Stored data entries:
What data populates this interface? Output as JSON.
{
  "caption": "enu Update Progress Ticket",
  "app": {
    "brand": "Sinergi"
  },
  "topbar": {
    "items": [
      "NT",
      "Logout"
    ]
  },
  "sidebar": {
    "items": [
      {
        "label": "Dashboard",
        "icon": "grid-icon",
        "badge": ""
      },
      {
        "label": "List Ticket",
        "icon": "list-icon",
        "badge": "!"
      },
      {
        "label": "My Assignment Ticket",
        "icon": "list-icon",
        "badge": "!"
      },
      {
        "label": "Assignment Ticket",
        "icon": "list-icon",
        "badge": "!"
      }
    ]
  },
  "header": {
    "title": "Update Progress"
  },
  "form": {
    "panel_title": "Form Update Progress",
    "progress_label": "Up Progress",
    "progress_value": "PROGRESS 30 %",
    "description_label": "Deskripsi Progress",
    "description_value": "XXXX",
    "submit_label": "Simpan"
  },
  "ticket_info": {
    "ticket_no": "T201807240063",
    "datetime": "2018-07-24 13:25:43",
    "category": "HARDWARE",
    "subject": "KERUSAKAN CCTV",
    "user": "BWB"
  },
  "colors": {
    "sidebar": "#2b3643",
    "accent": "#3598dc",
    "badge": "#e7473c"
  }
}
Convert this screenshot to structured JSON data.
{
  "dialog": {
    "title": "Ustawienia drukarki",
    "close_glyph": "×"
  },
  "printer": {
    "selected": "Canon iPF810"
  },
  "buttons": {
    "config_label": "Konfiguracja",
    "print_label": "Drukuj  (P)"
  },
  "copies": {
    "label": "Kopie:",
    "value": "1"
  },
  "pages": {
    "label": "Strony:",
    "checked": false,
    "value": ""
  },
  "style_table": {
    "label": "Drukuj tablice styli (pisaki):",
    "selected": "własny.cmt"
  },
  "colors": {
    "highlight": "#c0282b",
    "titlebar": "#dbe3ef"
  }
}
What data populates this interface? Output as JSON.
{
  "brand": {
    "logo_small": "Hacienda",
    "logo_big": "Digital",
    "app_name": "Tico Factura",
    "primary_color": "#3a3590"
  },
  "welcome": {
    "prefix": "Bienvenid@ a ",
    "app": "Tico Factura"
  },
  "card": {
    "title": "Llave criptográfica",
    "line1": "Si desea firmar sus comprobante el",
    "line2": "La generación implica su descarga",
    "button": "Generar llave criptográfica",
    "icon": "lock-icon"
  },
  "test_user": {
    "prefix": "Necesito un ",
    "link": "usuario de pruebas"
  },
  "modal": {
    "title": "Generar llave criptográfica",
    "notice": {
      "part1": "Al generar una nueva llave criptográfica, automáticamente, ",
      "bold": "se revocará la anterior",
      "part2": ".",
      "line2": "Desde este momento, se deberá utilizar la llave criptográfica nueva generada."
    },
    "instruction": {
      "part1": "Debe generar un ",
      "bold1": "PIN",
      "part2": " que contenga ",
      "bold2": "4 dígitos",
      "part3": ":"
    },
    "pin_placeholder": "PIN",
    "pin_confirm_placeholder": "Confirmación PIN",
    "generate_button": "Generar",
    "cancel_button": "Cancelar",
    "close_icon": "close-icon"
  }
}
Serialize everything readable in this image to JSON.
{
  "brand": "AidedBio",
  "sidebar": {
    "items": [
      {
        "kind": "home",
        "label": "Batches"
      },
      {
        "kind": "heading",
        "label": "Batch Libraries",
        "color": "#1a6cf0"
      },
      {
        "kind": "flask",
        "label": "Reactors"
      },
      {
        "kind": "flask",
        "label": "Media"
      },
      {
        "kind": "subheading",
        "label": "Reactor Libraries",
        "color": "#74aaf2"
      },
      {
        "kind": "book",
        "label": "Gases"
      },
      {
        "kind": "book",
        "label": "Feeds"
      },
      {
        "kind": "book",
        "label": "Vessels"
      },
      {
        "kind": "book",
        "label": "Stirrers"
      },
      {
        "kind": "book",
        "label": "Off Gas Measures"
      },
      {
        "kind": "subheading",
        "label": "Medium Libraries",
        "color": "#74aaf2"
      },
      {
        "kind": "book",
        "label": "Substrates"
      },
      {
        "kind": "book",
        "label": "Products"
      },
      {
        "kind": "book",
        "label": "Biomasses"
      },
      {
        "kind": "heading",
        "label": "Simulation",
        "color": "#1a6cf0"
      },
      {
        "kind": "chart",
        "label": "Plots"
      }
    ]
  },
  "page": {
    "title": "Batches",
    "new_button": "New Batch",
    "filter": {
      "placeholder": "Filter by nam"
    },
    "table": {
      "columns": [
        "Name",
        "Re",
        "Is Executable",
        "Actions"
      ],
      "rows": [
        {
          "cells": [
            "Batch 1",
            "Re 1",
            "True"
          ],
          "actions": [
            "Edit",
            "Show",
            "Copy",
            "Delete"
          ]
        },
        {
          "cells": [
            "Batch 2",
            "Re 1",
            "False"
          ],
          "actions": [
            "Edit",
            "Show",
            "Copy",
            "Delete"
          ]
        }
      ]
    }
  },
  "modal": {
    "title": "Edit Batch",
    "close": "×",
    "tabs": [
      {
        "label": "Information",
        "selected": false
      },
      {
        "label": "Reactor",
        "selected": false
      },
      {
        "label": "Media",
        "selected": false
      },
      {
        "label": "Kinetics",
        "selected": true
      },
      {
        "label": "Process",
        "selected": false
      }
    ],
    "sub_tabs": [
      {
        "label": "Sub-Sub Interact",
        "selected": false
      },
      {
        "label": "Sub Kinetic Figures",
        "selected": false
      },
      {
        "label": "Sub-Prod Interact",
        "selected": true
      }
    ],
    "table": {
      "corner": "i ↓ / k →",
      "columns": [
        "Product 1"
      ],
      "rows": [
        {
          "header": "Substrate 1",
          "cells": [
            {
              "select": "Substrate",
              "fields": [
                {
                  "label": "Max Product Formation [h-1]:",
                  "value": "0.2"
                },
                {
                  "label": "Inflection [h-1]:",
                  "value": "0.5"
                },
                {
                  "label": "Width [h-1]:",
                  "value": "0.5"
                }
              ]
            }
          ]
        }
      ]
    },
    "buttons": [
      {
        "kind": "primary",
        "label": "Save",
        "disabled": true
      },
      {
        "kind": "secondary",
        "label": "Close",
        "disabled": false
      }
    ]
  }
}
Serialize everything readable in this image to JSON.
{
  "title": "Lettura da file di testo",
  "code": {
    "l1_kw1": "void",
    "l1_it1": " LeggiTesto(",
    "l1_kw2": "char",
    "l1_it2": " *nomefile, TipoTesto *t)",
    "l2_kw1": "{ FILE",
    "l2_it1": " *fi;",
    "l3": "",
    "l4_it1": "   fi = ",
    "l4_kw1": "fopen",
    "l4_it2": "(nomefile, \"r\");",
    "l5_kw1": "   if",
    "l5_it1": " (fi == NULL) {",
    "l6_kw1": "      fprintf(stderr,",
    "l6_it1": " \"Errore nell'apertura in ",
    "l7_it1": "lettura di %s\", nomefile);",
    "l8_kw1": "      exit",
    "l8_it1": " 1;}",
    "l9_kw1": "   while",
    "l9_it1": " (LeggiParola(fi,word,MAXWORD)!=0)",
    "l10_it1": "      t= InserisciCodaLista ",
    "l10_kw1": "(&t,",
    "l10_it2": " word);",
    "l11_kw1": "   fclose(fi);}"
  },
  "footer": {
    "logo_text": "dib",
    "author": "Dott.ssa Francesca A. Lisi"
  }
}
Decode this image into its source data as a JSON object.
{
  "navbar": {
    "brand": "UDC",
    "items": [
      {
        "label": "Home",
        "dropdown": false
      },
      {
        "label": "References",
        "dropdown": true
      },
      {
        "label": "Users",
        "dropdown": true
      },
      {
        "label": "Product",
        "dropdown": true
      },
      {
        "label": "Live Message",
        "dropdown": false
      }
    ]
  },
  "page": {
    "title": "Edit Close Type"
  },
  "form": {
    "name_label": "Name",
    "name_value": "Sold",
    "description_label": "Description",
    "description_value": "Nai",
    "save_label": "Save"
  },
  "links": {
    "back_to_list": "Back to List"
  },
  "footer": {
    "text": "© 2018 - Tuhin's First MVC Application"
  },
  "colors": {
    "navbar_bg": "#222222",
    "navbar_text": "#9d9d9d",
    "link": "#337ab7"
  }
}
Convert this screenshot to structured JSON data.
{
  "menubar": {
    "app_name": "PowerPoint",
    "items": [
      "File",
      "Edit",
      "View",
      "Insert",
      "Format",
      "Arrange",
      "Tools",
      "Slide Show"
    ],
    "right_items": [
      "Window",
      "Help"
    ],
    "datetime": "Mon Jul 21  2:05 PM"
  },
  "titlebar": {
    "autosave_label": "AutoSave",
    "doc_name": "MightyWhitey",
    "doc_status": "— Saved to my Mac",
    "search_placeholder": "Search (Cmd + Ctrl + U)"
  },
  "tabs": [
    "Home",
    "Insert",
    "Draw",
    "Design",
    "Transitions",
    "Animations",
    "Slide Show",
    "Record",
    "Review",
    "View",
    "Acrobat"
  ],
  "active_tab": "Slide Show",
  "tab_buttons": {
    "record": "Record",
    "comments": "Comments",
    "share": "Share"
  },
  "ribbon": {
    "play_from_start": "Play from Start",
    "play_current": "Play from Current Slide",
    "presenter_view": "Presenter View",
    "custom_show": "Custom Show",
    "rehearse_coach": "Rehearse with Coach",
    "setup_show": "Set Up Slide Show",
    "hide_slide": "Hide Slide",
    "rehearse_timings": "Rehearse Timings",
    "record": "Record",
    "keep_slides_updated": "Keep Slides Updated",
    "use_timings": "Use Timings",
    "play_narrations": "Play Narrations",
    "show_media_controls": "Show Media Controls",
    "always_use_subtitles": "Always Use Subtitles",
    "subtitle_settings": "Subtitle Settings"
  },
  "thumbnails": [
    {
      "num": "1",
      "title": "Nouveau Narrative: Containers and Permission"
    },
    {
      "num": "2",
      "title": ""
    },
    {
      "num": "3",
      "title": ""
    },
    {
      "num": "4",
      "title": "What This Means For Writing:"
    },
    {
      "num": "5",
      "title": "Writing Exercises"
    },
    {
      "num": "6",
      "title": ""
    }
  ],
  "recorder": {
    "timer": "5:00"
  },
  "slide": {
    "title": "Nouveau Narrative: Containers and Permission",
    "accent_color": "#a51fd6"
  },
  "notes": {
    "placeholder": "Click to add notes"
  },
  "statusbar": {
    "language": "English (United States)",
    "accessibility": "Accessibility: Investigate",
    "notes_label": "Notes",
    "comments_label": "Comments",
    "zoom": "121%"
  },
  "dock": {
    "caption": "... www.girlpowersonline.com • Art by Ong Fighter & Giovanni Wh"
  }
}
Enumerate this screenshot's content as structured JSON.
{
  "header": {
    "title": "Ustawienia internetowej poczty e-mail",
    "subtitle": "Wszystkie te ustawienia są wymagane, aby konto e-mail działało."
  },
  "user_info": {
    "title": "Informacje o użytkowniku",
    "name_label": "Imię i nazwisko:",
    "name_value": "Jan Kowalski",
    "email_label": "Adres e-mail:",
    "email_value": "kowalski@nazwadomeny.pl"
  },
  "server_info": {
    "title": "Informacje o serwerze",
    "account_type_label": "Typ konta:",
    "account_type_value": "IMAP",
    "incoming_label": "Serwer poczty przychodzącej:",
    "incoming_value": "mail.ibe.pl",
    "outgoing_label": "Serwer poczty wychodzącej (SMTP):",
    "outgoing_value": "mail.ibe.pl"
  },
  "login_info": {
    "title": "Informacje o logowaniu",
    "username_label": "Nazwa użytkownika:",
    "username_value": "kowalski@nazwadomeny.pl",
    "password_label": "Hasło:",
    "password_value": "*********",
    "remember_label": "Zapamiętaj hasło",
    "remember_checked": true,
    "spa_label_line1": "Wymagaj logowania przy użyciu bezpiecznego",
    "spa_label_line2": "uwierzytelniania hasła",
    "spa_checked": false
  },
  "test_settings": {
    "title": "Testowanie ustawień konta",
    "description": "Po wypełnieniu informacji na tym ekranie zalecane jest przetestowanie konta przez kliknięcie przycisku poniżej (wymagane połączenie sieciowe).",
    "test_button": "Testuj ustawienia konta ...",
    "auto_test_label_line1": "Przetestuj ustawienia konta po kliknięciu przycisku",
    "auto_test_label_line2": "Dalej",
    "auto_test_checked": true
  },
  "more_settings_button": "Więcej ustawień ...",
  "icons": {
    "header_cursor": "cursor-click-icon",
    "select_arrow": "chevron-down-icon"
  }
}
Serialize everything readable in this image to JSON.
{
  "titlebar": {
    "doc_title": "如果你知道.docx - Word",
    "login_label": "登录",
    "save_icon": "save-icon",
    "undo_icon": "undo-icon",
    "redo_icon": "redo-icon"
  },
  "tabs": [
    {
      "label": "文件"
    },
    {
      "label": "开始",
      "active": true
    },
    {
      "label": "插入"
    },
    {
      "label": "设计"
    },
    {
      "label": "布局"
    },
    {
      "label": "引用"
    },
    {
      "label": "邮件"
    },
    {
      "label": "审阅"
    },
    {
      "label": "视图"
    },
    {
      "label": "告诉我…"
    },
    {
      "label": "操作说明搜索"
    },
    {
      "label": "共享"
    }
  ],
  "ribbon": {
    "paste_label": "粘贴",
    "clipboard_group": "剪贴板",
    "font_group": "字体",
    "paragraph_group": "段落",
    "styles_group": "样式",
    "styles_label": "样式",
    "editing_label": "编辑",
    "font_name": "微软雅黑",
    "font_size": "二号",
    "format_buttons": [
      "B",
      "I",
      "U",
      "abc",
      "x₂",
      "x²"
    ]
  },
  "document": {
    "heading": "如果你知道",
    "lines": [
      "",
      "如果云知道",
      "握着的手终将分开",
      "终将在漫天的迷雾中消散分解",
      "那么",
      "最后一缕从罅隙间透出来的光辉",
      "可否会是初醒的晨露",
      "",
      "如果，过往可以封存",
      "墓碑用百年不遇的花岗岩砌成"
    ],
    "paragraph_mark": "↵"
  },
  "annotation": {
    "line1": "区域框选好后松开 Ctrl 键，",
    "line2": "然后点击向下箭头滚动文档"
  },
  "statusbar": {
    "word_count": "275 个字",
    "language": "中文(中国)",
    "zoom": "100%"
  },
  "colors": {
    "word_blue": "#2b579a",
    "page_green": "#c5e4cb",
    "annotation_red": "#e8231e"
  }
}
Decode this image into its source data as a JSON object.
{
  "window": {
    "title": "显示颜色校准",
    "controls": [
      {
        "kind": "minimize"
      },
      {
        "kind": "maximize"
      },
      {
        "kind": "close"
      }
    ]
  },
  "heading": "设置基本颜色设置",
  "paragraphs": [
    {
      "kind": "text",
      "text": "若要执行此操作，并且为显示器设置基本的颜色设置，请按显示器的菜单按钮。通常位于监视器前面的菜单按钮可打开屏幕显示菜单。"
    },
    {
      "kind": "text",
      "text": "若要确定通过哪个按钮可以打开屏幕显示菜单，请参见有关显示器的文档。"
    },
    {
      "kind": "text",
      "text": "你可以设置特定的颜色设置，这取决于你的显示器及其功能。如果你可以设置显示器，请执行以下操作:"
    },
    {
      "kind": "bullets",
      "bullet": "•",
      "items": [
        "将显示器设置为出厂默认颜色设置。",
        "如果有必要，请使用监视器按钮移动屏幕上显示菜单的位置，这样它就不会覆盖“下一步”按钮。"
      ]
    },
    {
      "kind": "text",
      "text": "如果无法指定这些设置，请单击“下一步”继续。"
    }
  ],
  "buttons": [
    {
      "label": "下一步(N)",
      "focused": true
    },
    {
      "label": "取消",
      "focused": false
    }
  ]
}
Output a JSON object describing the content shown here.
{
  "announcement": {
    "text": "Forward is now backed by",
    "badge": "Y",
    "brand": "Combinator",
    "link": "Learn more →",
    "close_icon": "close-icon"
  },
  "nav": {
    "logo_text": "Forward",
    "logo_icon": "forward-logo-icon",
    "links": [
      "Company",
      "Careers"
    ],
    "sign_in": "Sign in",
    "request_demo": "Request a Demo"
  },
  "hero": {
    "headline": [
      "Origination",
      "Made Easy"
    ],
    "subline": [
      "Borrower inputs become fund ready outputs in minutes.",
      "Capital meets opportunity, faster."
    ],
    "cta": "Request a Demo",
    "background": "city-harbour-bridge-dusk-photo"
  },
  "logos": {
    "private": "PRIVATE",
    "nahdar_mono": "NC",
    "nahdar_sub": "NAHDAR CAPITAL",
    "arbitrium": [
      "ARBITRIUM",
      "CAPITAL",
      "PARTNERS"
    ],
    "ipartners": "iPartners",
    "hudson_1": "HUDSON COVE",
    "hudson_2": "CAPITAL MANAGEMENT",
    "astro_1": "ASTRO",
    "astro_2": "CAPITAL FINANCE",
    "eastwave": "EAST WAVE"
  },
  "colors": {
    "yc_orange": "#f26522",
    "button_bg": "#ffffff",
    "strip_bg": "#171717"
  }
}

- Problem details -
Copy out all lines where the word "Factura" appears.

- Full answer -
    "app_name": "Tico Factura",
    "app": "Tico Factura"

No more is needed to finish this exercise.